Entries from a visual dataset
▶
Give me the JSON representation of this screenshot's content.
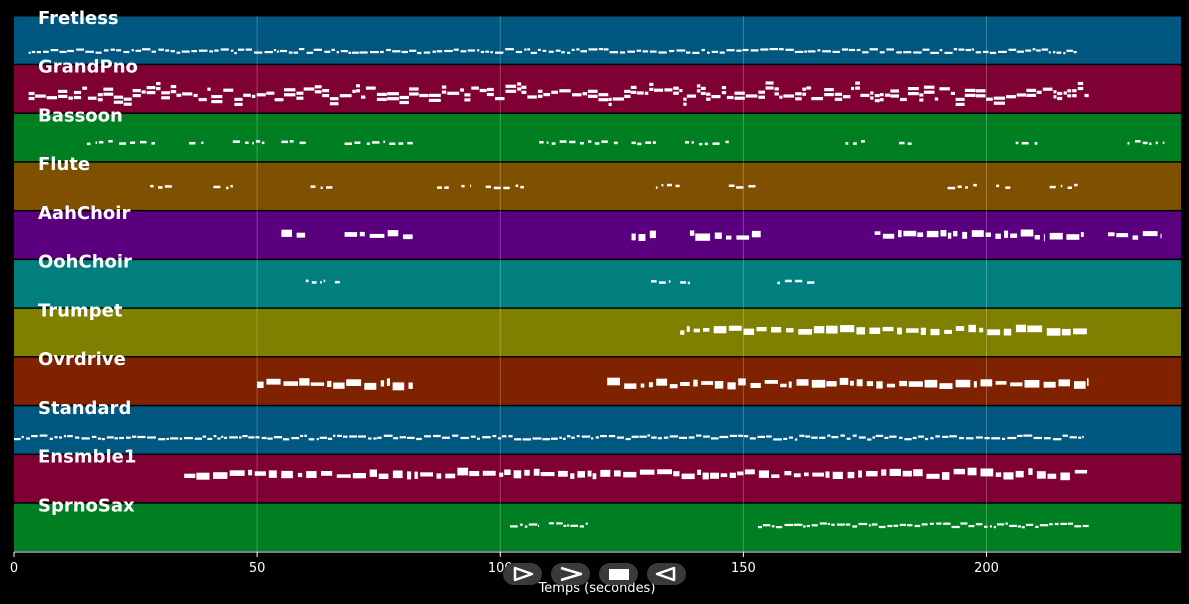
{
  "chart_data": {
    "type": "piano-roll",
    "xlabel": "Temps (secondes)",
    "xlim": [
      0,
      240
    ],
    "x_ticks": [
      0,
      50,
      100,
      150,
      200
    ],
    "grid": true,
    "tracks": [
      {
        "name": "Fretless",
        "color": "#00577f",
        "bands": [
          [
            3,
            219
          ]
        ],
        "style": "thin",
        "lane": 0.72
      },
      {
        "name": "GrandPno",
        "color": "#7f0033",
        "bands": [
          [
            3,
            221
          ]
        ],
        "style": "dense",
        "lane": 0.6
      },
      {
        "name": "Bassoon",
        "color": "#007f22",
        "bands": [
          [
            15,
            29
          ],
          [
            36,
            39
          ],
          [
            45,
            52
          ],
          [
            55,
            60
          ],
          [
            68,
            82
          ],
          [
            108,
            125
          ],
          [
            127,
            132
          ],
          [
            138,
            147
          ],
          [
            171,
            175
          ],
          [
            182,
            186
          ],
          [
            206,
            211
          ],
          [
            229,
            237
          ]
        ],
        "style": "sparse",
        "lane": 0.6
      },
      {
        "name": "Flute",
        "color": "#7f5000",
        "bands": [
          [
            28,
            33
          ],
          [
            41,
            45
          ],
          [
            61,
            66
          ],
          [
            87,
            90
          ],
          [
            92,
            94
          ],
          [
            97,
            105
          ],
          [
            132,
            137
          ],
          [
            147,
            153
          ],
          [
            192,
            198
          ],
          [
            202,
            205
          ],
          [
            213,
            219
          ]
        ],
        "style": "sparse",
        "lane": 0.5
      },
      {
        "name": "AahChoir",
        "color": "#5a007f",
        "bands": [
          [
            55,
            60
          ],
          [
            68,
            82
          ],
          [
            127,
            132
          ],
          [
            139,
            154
          ],
          [
            177,
            194
          ],
          [
            195,
            212
          ],
          [
            213,
            220
          ],
          [
            225,
            236
          ]
        ],
        "style": "block",
        "lane": 0.5
      },
      {
        "name": "OohChoir",
        "color": "#007f7f",
        "bands": [
          [
            60,
            64
          ],
          [
            66,
            67
          ],
          [
            131,
            135
          ],
          [
            137,
            139
          ],
          [
            157,
            165
          ]
        ],
        "style": "sparse",
        "lane": 0.45
      },
      {
        "name": "Trumpet",
        "color": "#7f7f00",
        "bands": [
          [
            137,
            221
          ]
        ],
        "style": "block",
        "lane": 0.45
      },
      {
        "name": "Ovrdrive",
        "color": "#7f2200",
        "bands": [
          [
            50,
            82
          ],
          [
            122,
            221
          ]
        ],
        "style": "block",
        "lane": 0.55
      },
      {
        "name": "Standard",
        "color": "#00577f",
        "bands": [
          [
            0,
            220
          ]
        ],
        "style": "thin",
        "lane": 0.65
      },
      {
        "name": "Ensmble1",
        "color": "#7f0033",
        "bands": [
          [
            35,
            221
          ]
        ],
        "style": "block",
        "lane": 0.4
      },
      {
        "name": "SprnoSax",
        "color": "#007f22",
        "bands": [
          [
            102,
            108
          ],
          [
            110,
            118
          ],
          [
            153,
            221
          ]
        ],
        "style": "thin",
        "lane": 0.45
      }
    ]
  },
  "controls": [
    {
      "name": "play-button",
      "icon": "play-icon"
    },
    {
      "name": "fast-forward-button",
      "icon": "forward-icon"
    },
    {
      "name": "stop-button",
      "icon": "stop-icon"
    },
    {
      "name": "rewind-button",
      "icon": "rewind-icon"
    }
  ]
}
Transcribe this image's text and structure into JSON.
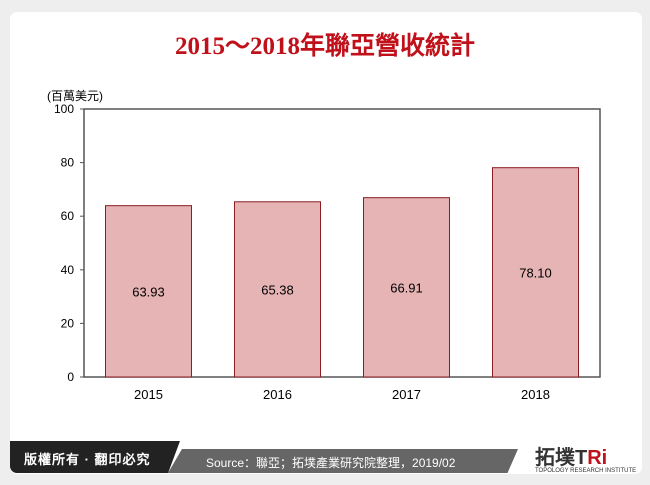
{
  "title": "2015～2018年聯亞營收統計",
  "footer": {
    "copyright": "版權所有 · 翻印必究",
    "source": "Source：聯亞；拓墣產業研究院整理，2019/02",
    "logo": "拓墣TRi",
    "logo_sub": "TOPOLOGY RESEARCH INSTITUTE"
  },
  "chart_data": {
    "type": "bar",
    "title": "2015～2018年聯亞營收統計",
    "ylabel": "(百萬美元)",
    "xlabel": "",
    "categories": [
      "2015",
      "2016",
      "2017",
      "2018"
    ],
    "values": [
      63.93,
      65.38,
      66.91,
      78.1
    ],
    "value_labels": [
      "63.93",
      "65.38",
      "66.91",
      "78.10"
    ],
    "ylim": [
      0,
      100
    ],
    "yticks": [
      "0",
      "20",
      "40",
      "60",
      "80",
      "100"
    ],
    "grid": false,
    "bar_color": "#e6b4b4",
    "bar_edge": "#8a1c22"
  }
}
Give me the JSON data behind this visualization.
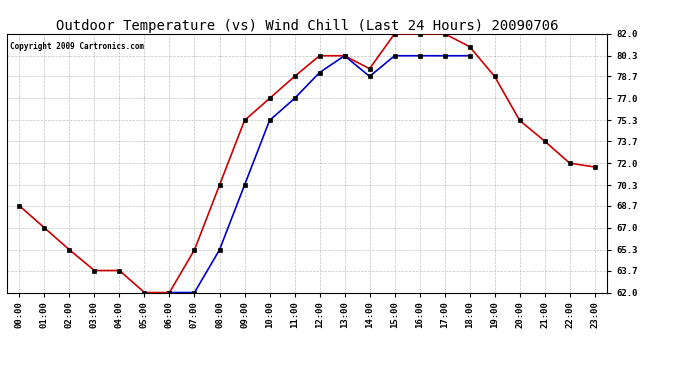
◀
Copy the records word for word, leaving no picture in the copy.

Give me the JSON representation of this screenshot's content.
{
  "chart_data": {
    "type": "piano-roll",
    "xlabel": "Temps (secondes)",
    "xlim": [
      0,
      240
    ],
    "x_ticks": [
      0,
      50,
      100,
      150,
      200
    ],
    "grid": true,
    "tracks": [
      {
        "name": "Fretless",
        "color": "#00577f",
        "bands": [
          [
            3,
            219
          ]
        ],
        "style": "thin",
        "lane": 0.72
      },
      {
        "name": "GrandPno",
        "color": "#7f0033",
        "bands": [
          [
            3,
            221
          ]
        ],
        "style": "dense",
        "lane": 0.6
      },
      {
        "name": "Bassoon",
        "color": "#007f22",
        "bands": [
          [
            15,
            29
          ],
          [
            36,
            39
          ],
          [
            45,
            52
          ],
          [
            55,
            60
          ],
          [
            68,
            82
          ],
          [
            108,
            125
          ],
          [
            127,
            132
          ],
          [
            138,
            147
          ],
          [
            171,
            175
          ],
          [
            182,
            186
          ],
          [
            206,
            211
          ],
          [
            229,
            237
          ]
        ],
        "style": "sparse",
        "lane": 0.6
      },
      {
        "name": "Flute",
        "color": "#7f5000",
        "bands": [
          [
            28,
            33
          ],
          [
            41,
            45
          ],
          [
            61,
            66
          ],
          [
            87,
            90
          ],
          [
            92,
            94
          ],
          [
            97,
            105
          ],
          [
            132,
            137
          ],
          [
            147,
            153
          ],
          [
            192,
            198
          ],
          [
            202,
            205
          ],
          [
            213,
            219
          ]
        ],
        "style": "sparse",
        "lane": 0.5
      },
      {
        "name": "AahChoir",
        "color": "#5a007f",
        "bands": [
          [
            55,
            60
          ],
          [
            68,
            82
          ],
          [
            127,
            132
          ],
          [
            139,
            154
          ],
          [
            177,
            194
          ],
          [
            195,
            212
          ],
          [
            213,
            220
          ],
          [
            225,
            236
          ]
        ],
        "style": "block",
        "lane": 0.5
      },
      {
        "name": "OohChoir",
        "color": "#007f7f",
        "bands": [
          [
            60,
            64
          ],
          [
            66,
            67
          ],
          [
            131,
            135
          ],
          [
            137,
            139
          ],
          [
            157,
            165
          ]
        ],
        "style": "sparse",
        "lane": 0.45
      },
      {
        "name": "Trumpet",
        "color": "#7f7f00",
        "bands": [
          [
            137,
            221
          ]
        ],
        "style": "block",
        "lane": 0.45
      },
      {
        "name": "Ovrdrive",
        "color": "#7f2200",
        "bands": [
          [
            50,
            82
          ],
          [
            122,
            221
          ]
        ],
        "style": "block",
        "lane": 0.55
      },
      {
        "name": "Standard",
        "color": "#00577f",
        "bands": [
          [
            0,
            220
          ]
        ],
        "style": "thin",
        "lane": 0.65
      },
      {
        "name": "Ensmble1",
        "color": "#7f0033",
        "bands": [
          [
            35,
            221
          ]
        ],
        "style": "block",
        "lane": 0.4
      },
      {
        "name": "SprnoSax",
        "color": "#007f22",
        "bands": [
          [
            102,
            108
          ],
          [
            110,
            118
          ],
          [
            153,
            221
          ]
        ],
        "style": "thin",
        "lane": 0.45
      }
    ]
  },
  "controls": [
    {
      "name": "play-button",
      "icon": "play-icon"
    },
    {
      "name": "fast-forward-button",
      "icon": "forward-icon"
    },
    {
      "name": "stop-button",
      "icon": "stop-icon"
    },
    {
      "name": "rewind-button",
      "icon": "rewind-icon"
    }
  ]
}
Transcribe this image's text and structure into JSON.
{
  "title": "2015～2018年聯亞營收統計",
  "footer": {
    "copyright": "版權所有 · 翻印必究",
    "source": "Source：聯亞；拓墣產業研究院整理，2019/02",
    "logo": "拓墣TRi",
    "logo_sub": "TOPOLOGY RESEARCH INSTITUTE"
  },
  "chart_data": {
    "type": "bar",
    "title": "2015～2018年聯亞營收統計",
    "ylabel": "(百萬美元)",
    "xlabel": "",
    "categories": [
      "2015",
      "2016",
      "2017",
      "2018"
    ],
    "values": [
      63.93,
      65.38,
      66.91,
      78.1
    ],
    "value_labels": [
      "63.93",
      "65.38",
      "66.91",
      "78.10"
    ],
    "ylim": [
      0,
      100
    ],
    "yticks": [
      "0",
      "20",
      "40",
      "60",
      "80",
      "100"
    ],
    "grid": false,
    "bar_color": "#e6b4b4",
    "bar_edge": "#8a1c22"
  }
}
Give me the JSON data behind this visualization.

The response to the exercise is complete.